INSTRUCTIONS TO FOLLOW: How many lines in the material below contain the string "LATENCY"? Matching is case-sensitive. Reply with the number only.

RECORDS:
=======

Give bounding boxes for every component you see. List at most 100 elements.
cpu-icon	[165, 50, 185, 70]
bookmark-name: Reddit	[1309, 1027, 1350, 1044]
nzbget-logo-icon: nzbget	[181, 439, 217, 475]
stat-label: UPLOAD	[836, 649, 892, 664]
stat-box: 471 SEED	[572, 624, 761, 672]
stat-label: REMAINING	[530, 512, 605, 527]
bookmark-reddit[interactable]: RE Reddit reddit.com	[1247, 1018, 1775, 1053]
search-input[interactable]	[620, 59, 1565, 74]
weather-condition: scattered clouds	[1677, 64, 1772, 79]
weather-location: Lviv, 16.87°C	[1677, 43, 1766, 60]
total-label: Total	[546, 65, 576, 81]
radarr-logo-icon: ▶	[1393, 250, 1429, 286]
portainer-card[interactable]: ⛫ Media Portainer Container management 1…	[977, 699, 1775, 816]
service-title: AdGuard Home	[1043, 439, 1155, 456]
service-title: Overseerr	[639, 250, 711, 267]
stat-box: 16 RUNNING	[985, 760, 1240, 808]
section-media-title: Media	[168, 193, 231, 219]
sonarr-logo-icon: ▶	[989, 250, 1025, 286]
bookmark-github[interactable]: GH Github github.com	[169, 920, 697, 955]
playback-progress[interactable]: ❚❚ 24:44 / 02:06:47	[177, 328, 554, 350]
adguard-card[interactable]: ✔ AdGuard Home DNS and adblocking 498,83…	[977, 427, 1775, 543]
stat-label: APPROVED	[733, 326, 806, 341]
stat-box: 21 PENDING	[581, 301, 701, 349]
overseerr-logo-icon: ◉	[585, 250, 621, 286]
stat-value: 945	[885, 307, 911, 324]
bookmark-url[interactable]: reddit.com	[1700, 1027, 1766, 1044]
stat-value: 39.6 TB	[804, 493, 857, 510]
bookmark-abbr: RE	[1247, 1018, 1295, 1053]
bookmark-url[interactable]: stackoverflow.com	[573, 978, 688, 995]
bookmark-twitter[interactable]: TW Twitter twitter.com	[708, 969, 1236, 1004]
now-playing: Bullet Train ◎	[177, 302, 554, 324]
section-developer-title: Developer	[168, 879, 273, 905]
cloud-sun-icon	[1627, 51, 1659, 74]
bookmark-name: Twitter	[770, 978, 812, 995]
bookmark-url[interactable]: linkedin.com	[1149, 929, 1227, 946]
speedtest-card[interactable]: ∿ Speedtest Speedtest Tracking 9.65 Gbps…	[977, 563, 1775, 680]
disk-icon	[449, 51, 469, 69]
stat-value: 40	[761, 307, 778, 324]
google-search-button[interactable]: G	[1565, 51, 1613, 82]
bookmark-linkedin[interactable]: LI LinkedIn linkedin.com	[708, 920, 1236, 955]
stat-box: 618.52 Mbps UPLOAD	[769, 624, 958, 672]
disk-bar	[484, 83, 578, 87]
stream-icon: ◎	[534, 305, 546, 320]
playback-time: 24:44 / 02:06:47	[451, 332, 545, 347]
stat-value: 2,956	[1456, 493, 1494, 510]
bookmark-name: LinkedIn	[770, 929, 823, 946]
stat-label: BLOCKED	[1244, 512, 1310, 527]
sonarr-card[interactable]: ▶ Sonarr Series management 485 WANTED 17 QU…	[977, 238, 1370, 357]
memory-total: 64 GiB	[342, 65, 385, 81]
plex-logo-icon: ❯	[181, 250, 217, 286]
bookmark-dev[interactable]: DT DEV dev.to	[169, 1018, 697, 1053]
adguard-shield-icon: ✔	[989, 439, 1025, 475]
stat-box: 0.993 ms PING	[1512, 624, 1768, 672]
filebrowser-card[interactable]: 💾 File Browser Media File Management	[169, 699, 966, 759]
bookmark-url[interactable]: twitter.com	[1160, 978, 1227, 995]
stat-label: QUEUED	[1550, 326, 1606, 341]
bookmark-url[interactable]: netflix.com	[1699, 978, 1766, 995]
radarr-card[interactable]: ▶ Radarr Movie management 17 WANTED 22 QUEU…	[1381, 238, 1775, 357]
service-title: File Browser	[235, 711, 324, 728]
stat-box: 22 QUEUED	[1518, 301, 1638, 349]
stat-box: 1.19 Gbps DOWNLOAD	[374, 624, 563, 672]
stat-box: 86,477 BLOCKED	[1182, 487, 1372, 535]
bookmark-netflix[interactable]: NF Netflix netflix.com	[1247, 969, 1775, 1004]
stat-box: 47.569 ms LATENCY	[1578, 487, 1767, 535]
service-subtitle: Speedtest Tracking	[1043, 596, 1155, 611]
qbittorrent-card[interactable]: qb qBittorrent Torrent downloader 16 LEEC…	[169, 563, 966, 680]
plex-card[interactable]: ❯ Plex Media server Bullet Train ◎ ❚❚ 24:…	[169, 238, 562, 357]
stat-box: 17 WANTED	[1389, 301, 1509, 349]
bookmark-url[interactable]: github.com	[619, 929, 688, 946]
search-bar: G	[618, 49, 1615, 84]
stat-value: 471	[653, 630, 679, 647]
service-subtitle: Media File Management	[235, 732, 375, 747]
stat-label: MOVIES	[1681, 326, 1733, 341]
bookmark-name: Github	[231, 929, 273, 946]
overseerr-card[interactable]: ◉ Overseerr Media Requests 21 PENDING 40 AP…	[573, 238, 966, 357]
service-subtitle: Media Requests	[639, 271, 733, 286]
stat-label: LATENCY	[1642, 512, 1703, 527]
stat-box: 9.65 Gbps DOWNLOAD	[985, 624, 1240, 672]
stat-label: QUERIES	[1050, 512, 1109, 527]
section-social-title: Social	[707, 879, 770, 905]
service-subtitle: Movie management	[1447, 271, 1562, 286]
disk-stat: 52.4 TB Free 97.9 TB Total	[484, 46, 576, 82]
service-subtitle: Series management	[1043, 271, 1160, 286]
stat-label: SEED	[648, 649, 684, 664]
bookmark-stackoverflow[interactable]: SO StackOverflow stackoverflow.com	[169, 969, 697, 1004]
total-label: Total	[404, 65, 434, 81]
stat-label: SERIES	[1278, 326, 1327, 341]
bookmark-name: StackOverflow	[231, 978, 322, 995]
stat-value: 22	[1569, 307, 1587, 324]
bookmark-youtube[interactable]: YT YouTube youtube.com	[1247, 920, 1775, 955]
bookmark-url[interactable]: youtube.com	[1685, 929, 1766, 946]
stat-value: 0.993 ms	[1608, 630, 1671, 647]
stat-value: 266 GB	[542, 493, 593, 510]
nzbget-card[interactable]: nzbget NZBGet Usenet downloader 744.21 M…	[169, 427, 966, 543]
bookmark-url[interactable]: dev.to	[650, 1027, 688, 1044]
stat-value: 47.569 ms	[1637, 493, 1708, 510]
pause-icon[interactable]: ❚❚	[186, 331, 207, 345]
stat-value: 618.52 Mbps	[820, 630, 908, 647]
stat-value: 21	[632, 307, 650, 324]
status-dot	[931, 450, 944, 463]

=======

SOLUTION FOR THIS TASK: 2